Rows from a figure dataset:

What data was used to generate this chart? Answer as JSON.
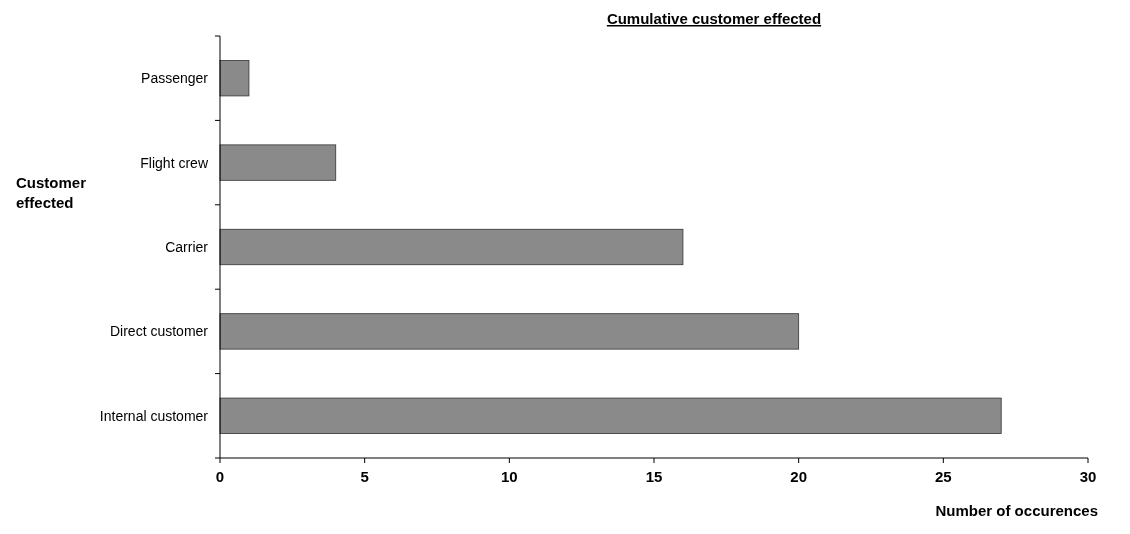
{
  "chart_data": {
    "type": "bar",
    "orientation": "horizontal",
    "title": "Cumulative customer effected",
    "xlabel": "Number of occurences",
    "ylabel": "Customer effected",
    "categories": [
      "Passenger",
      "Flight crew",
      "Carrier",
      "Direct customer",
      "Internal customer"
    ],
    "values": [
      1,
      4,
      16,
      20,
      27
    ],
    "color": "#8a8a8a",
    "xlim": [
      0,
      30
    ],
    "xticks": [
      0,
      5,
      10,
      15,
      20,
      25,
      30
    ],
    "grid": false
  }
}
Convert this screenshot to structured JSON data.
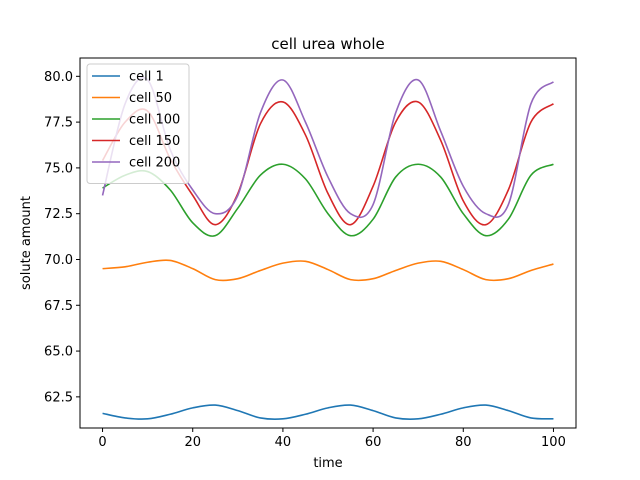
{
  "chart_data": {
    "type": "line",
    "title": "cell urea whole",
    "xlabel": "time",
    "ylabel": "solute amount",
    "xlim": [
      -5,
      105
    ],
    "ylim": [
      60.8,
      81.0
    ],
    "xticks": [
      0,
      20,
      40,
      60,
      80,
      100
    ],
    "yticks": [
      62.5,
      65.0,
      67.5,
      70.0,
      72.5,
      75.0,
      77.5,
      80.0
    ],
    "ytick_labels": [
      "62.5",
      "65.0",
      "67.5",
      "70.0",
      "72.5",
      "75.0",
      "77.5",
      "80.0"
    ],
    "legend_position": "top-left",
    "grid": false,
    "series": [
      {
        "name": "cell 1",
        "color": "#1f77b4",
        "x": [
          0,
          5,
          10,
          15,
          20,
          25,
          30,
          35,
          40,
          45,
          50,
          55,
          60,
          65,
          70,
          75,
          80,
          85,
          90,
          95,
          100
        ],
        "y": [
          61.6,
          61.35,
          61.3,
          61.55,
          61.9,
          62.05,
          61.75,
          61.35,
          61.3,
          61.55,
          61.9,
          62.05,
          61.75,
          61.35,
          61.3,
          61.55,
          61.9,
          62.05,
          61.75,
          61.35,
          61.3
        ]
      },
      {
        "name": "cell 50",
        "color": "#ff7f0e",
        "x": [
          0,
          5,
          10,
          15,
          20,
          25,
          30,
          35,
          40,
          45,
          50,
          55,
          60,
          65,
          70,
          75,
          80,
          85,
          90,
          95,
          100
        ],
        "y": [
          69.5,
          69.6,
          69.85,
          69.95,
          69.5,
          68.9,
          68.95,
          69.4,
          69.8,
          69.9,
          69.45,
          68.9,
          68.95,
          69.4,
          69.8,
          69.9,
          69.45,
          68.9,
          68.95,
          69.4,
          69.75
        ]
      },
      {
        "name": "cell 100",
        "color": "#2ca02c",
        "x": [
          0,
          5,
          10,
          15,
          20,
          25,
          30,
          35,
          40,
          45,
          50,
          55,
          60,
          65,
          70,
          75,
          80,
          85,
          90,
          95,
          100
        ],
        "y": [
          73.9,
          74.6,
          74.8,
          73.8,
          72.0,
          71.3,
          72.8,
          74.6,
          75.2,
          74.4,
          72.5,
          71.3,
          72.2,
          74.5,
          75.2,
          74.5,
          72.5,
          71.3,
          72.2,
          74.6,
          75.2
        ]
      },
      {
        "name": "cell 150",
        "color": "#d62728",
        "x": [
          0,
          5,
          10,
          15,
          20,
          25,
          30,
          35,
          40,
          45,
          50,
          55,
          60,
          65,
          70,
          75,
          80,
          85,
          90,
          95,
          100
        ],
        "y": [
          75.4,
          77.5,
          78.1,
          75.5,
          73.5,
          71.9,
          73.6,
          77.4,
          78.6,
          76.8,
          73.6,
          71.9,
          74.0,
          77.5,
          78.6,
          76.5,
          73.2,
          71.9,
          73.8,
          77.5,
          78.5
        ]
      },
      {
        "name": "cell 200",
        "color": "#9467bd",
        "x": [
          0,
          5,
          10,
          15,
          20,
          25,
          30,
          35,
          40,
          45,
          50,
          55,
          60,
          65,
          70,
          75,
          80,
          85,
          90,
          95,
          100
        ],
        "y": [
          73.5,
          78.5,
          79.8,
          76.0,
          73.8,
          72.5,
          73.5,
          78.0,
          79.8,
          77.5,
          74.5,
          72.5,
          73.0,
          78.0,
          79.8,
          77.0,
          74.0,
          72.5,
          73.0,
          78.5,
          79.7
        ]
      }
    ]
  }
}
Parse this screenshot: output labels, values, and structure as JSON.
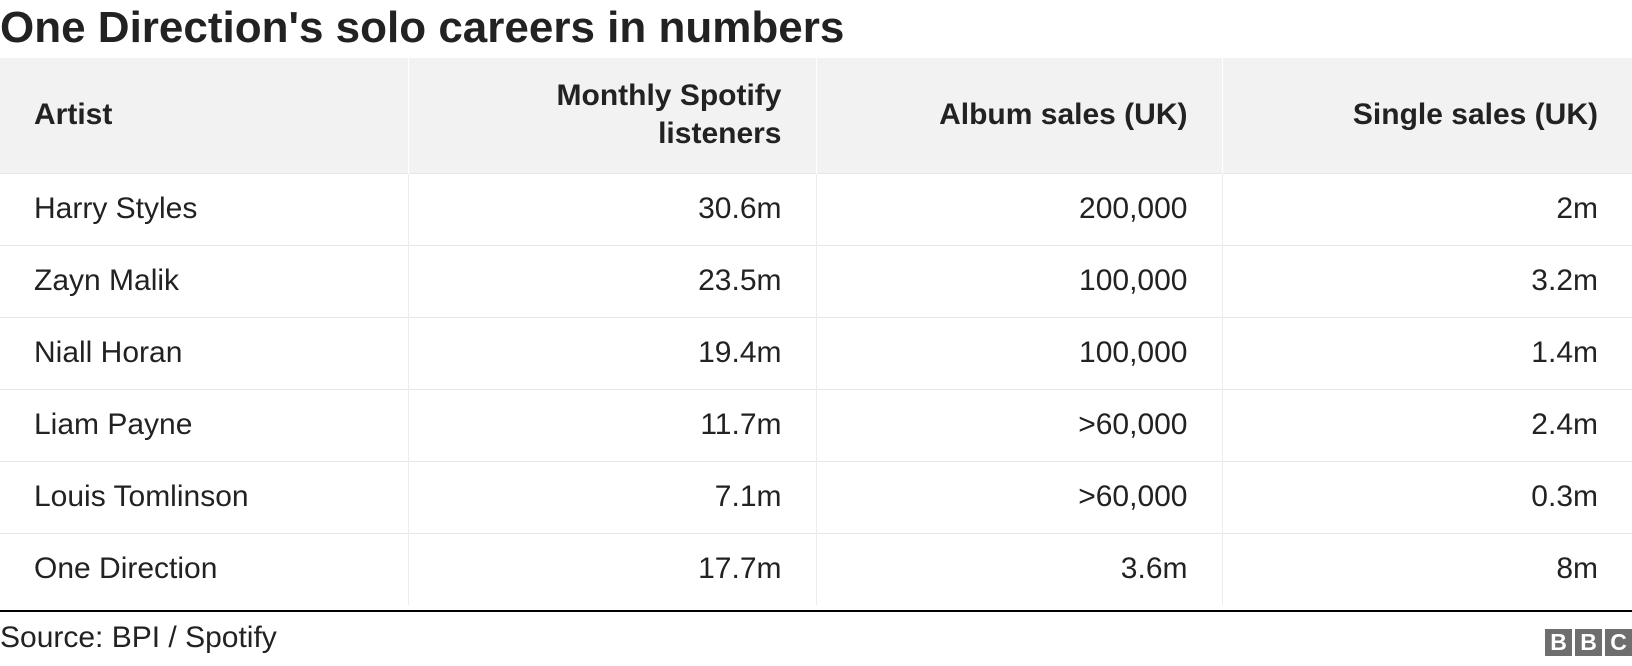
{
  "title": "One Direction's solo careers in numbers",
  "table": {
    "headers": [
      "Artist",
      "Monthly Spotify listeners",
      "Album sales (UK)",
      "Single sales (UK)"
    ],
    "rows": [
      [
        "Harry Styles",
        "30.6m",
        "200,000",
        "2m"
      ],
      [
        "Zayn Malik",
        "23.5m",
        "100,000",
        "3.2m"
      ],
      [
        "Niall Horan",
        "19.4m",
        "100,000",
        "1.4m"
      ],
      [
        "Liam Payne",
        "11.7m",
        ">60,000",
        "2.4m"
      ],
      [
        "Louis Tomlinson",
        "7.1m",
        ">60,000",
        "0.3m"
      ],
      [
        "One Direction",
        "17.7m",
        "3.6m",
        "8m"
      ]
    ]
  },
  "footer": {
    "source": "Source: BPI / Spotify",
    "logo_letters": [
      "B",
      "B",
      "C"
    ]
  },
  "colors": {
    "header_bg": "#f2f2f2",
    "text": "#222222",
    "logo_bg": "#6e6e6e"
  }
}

◆ BRIEF
Gather up the lines containing the word "this" from these records and copy them.

◆ WORKED ANSWER
What data was used to generate this chart? Answer as JSON.
Convert this screenshot to structured JSON data.
Parse this screenshot: output labels, values, and structure as JSON.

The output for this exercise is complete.